Goal of the exercise:
Check the listing below line by line and report how many lines hold "JSON", with no other words.

Stored data
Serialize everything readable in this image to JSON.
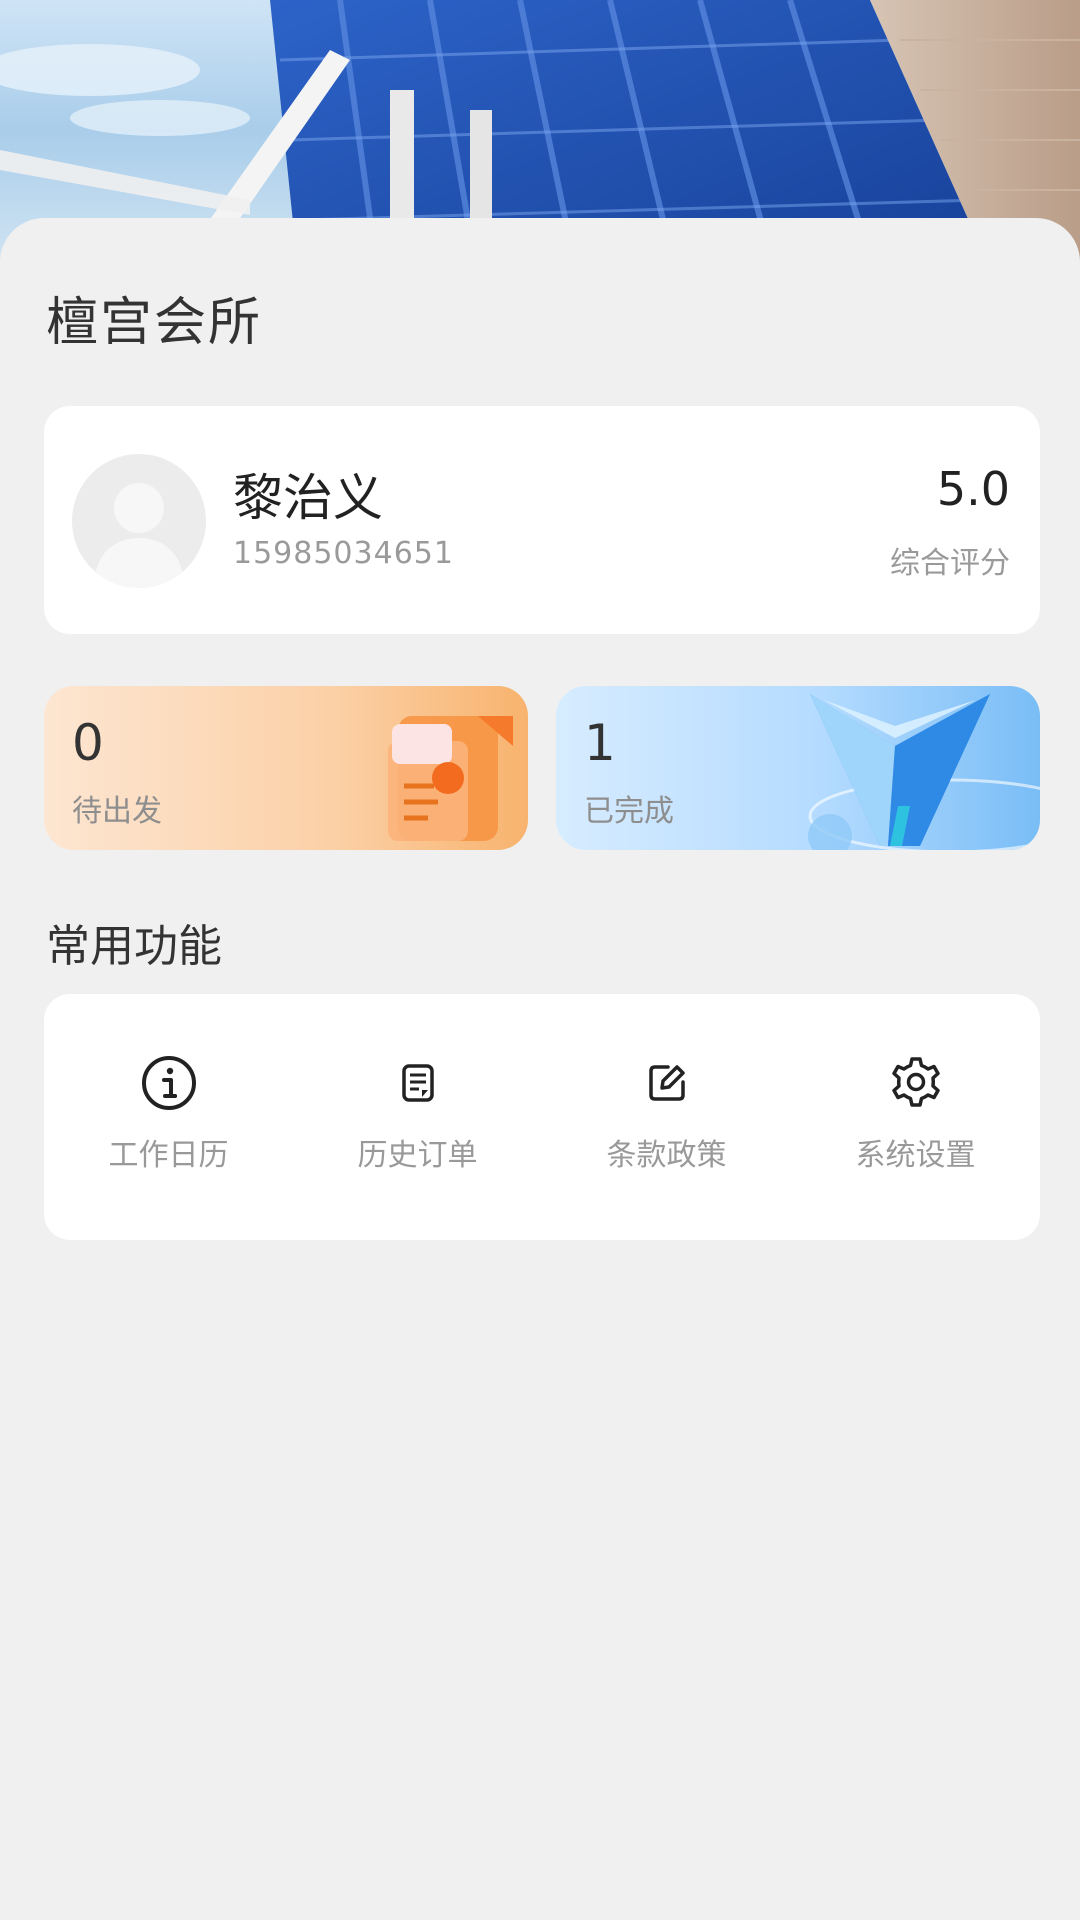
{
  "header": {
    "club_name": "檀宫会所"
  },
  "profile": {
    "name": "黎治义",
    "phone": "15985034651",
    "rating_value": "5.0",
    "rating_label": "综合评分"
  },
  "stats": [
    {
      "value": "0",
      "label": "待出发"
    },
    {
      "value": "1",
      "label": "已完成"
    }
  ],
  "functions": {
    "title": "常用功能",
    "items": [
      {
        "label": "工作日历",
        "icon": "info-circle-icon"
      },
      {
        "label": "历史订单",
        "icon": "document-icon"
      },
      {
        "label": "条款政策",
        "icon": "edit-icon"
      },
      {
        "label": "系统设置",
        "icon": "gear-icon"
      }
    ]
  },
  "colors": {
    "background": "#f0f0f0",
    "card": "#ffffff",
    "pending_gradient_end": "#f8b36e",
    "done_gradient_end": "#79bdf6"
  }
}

--

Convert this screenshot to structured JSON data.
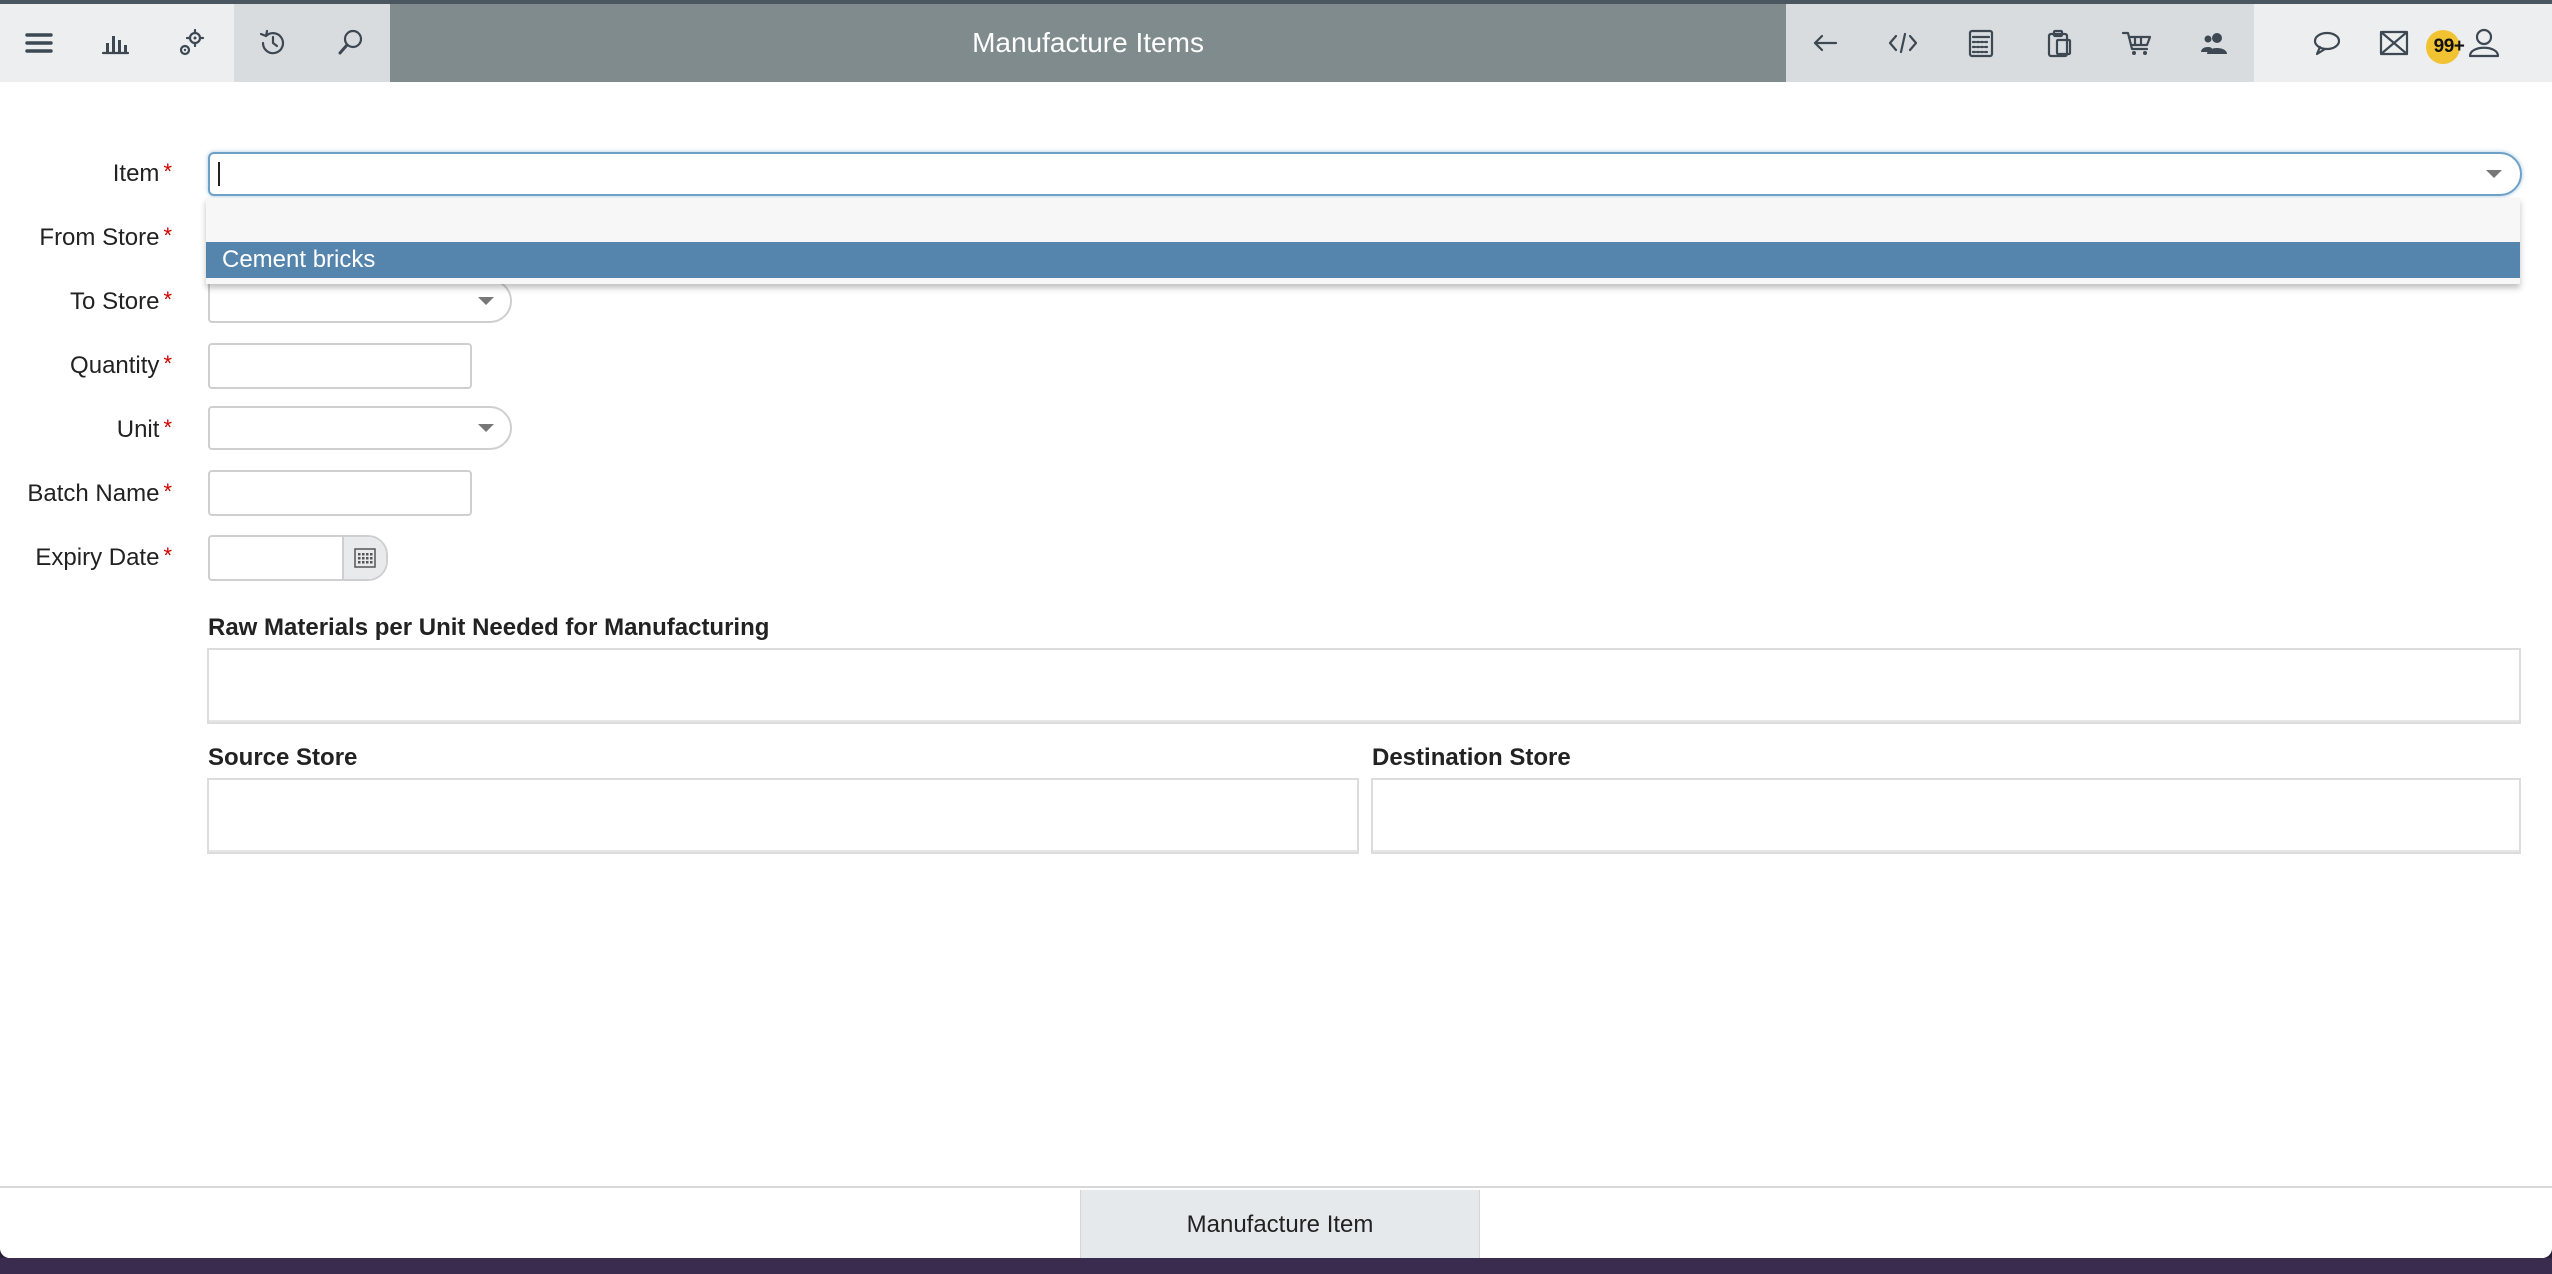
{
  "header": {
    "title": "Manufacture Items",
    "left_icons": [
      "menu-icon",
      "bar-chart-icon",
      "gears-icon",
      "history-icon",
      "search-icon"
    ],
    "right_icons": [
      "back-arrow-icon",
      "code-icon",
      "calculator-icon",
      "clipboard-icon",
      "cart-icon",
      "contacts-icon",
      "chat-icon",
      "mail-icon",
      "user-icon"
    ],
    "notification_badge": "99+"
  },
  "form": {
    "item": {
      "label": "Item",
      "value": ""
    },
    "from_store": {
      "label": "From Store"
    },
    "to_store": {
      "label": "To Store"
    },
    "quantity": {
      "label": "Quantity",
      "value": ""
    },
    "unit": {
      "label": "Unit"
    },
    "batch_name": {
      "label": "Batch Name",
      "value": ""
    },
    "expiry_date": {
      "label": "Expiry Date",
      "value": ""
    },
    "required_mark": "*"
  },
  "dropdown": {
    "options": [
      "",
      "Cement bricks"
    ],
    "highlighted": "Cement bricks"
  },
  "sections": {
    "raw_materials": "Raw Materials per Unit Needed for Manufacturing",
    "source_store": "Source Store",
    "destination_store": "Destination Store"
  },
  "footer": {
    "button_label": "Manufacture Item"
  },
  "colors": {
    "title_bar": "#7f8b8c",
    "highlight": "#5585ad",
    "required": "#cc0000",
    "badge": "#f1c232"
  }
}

Problem solution:
2